Which lines in the records below contain the word "this"? Copy each one out.

★ ★ ★ ★ ★ ★ ★

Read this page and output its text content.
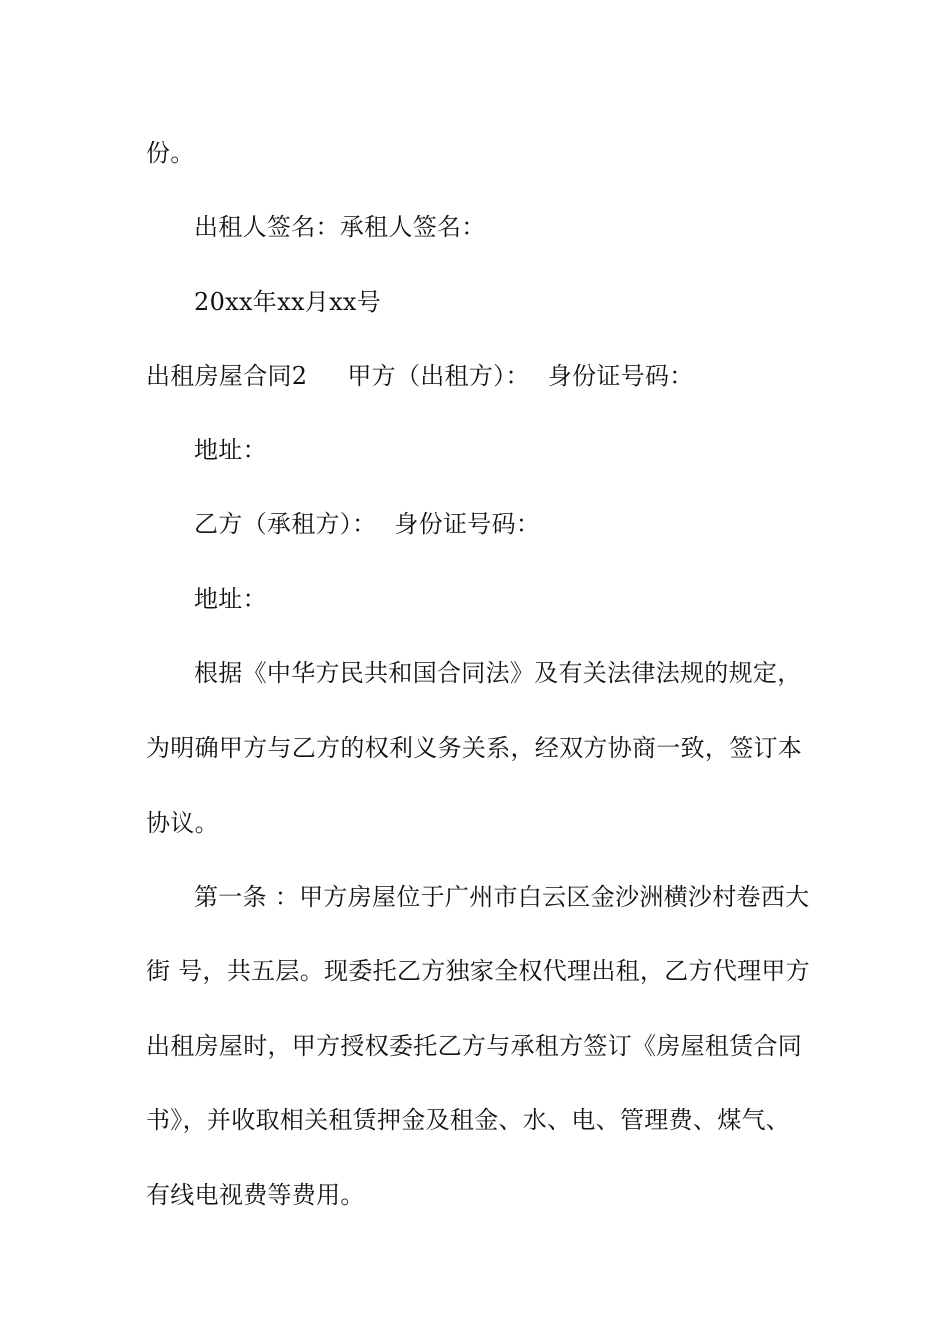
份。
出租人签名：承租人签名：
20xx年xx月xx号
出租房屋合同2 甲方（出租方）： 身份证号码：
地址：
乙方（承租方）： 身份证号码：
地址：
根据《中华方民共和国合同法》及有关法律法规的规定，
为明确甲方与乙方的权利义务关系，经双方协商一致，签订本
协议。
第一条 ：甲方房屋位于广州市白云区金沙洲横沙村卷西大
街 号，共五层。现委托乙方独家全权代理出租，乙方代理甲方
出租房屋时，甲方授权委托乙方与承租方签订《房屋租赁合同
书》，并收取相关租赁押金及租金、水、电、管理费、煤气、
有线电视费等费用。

★ ★ ★ ★ ★ ★ ★

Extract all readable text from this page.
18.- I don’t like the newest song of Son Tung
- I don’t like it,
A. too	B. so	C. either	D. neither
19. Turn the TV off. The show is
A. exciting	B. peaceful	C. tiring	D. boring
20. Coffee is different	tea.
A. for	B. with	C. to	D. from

★ ★ ★ ★ ★ ★ ★

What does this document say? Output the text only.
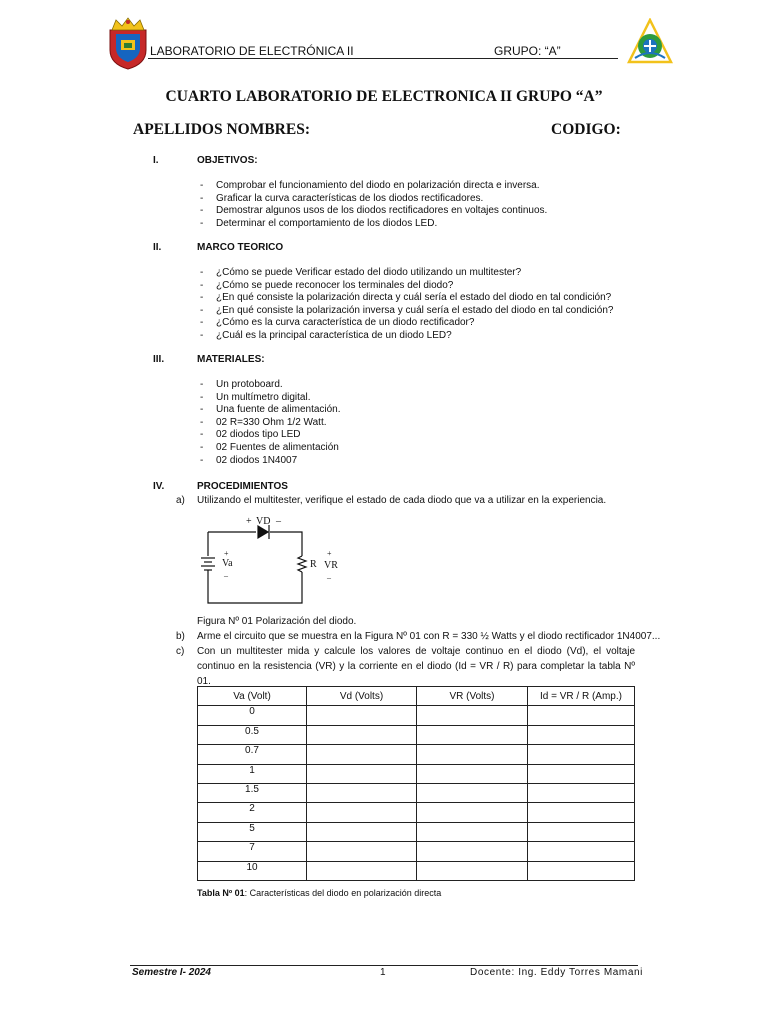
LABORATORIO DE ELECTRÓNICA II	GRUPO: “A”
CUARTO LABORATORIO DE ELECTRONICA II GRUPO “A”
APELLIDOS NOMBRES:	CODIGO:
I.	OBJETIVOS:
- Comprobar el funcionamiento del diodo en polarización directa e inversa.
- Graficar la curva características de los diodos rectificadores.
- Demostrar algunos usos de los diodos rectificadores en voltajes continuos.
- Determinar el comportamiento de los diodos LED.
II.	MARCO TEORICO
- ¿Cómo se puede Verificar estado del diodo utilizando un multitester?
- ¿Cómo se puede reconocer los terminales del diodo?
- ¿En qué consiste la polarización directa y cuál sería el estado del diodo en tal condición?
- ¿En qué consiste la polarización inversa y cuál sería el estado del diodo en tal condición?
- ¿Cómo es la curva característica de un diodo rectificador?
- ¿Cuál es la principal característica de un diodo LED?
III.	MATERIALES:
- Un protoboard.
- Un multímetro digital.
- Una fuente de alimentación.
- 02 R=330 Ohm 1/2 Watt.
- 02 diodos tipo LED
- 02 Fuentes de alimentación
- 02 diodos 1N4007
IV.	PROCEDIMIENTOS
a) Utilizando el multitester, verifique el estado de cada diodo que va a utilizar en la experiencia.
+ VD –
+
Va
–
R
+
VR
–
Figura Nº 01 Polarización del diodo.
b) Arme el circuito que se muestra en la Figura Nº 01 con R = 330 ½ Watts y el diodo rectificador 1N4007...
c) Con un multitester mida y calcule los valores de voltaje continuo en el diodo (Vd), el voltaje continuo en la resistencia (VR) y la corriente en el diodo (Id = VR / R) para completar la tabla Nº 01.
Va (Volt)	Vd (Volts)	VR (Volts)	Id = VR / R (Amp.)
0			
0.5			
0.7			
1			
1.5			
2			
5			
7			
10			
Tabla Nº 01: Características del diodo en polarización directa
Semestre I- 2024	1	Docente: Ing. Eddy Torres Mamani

★ ★ ★ ★ ★ ★ ★

Task solution
Read this page and output its text content.
Extract all readable text from this page.
What does this document say? Output the text only.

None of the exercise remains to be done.